MATERIAL FOR THIS EXERCISE:

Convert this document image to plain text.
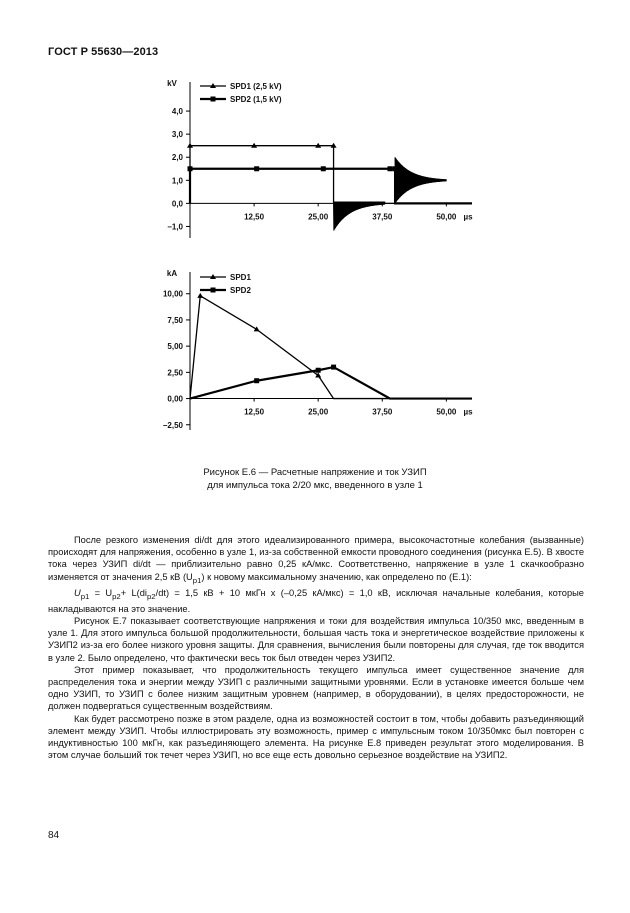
ГОСТ Р 55630—2013
kV
µs
4,0
3,0
2,0
1,0
0,0
−1,0
12,50	25,00	37,50	50,00
SPD1 (2,5 kV)
SPD2 (1,5 kV)
kA
µs
10,00
7,50
5,00
2,50
0,00
−2,50
12,50	25,00	37,50	50,00
SPD1
SPD2
Рисунок Е.6 — Расчетные напряжение и ток УЗИП
для импульса тока 2/20 мкс, введенного в узле 1

После резкого изменения di/dt для этого идеализированного примера, высокочастотные колебания (вызванные) происходят для напряжения, особенно в узле 1, из-за собственной емкости проводного соединения (рисунка Е.5). В хвосте тока через УЗИП di/dt — приблизительно равно 0,25 кА/мкс. Соответственно, напряжение в узле 1 скачкообразно изменяется от значения 2,5 кВ $(U_{p1})$ к новому максимальному значению, как определено по (Е.1):

$U_{p1} = U_{p2}+ L(di_{p2}/dt) = 1,5$ кВ + 10 мкГн x (–0,25 кА/мкс) = 1,0 кВ, исключая начальные колебания, которые накладываются на это значение.

Рисунок Е.7 показывает соответствующие напряжения и токи для воздействия импульса 10/350 мкс, введенным в узле 1. Для этого импульса большой продолжительности, большая часть тока и энергетическое воздействие приложены к УЗИП2 из-за его более низкого уровня защиты. Для сравнения, вычисления были повторены для случая, где ток вводится в узле 2. Было определено, что фактически весь ток был отведен через УЗИП2.

Этот пример показывает, что продолжительность текущего импульса имеет существенное значение для распределения тока и энергии между УЗИП с различными защитными уровнями. Если в установке имеется больше чем одно УЗИП, то УЗИП с более низким защитным уровнем (например, в оборудовании), в целях предосторожности, не должен подвергаться существенным воздействиям.

Как будет рассмотрено позже в этом разделе, одна из возможностей состоит в том, чтобы добавить разъединяющий элемент между УЗИП. Чтобы иллюстрировать эту возможность, пример с импульсным током 10/350мкс был повторен с индуктивностью 100 мкГн, как разъединяющего элемента. На рисунке Е.8 приведен результат этого моделирования. В этом случае больший ток течет через УЗИП, но все еще есть довольно серьезное воздействие на УЗИП2.

84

TASK DIRECTIONS:
Leave out the pictures, and give all the records again exactly.

RESPONSE TO THIS TASK:
Convert this document image to plain text.
ГОСТ Р 55630—2013
kV
µs
4,0
3,0
2,0
1,0
0,0
−1,0
12,50	25,00	37,50	50,00
SPD1 (2,5 kV)
SPD2 (1,5 kV)
kA
µs
10,00
7,50
5,00
2,50
0,00
−2,50
12,50	25,00	37,50	50,00
SPD1
SPD2
Рисунок Е.6 — Расчетные напряжение и ток УЗИП
для импульса тока 2/20 мкс, введенного в узле 1

После резкого изменения di/dt для этого идеализированного примера, высокочастотные колебания (вызванные) происходят для напряжения, особенно в узле 1, из-за собственной емкости проводного соединения (рисунка Е.5). В хвосте тока через УЗИП di/dt — приблизительно равно 0,25 кА/мкс. Соответственно, напряжение в узле 1 скачкообразно изменяется от значения 2,5 кВ $(U_{p1})$ к новому максимальному значению, как определено по (Е.1):

$U_{p1} = U_{p2}+ L(di_{p2}/dt) = 1,5$ кВ + 10 мкГн x (–0,25 кА/мкс) = 1,0 кВ, исключая начальные колебания, которые накладываются на это значение.

Рисунок Е.7 показывает соответствующие напряжения и токи для воздействия импульса 10/350 мкс, введенным в узле 1. Для этого импульса большой продолжительности, большая часть тока и энергетическое воздействие приложены к УЗИП2 из-за его более низкого уровня защиты. Для сравнения, вычисления были повторены для случая, где ток вводится в узле 2. Было определено, что фактически весь ток был отведен через УЗИП2.

Этот пример показывает, что продолжительность текущего импульса имеет существенное значение для распределения тока и энергии между УЗИП с различными защитными уровнями. Если в установке имеется больше чем одно УЗИП, то УЗИП с более низким защитным уровнем (например, в оборудовании), в целях предосторожности, не должен подвергаться существенным воздействиям.

Как будет рассмотрено позже в этом разделе, одна из возможностей состоит в том, чтобы добавить разъединяющий элемент между УЗИП. Чтобы иллюстрировать эту возможность, пример с импульсным током 10/350мкс был повторен с индуктивностью 100 мкГн, как разъединяющего элемента. На рисунке Е.8 приведен результат этого моделирования. В этом случае больший ток течет через УЗИП, но все еще есть довольно серьезное воздействие на УЗИП2.

84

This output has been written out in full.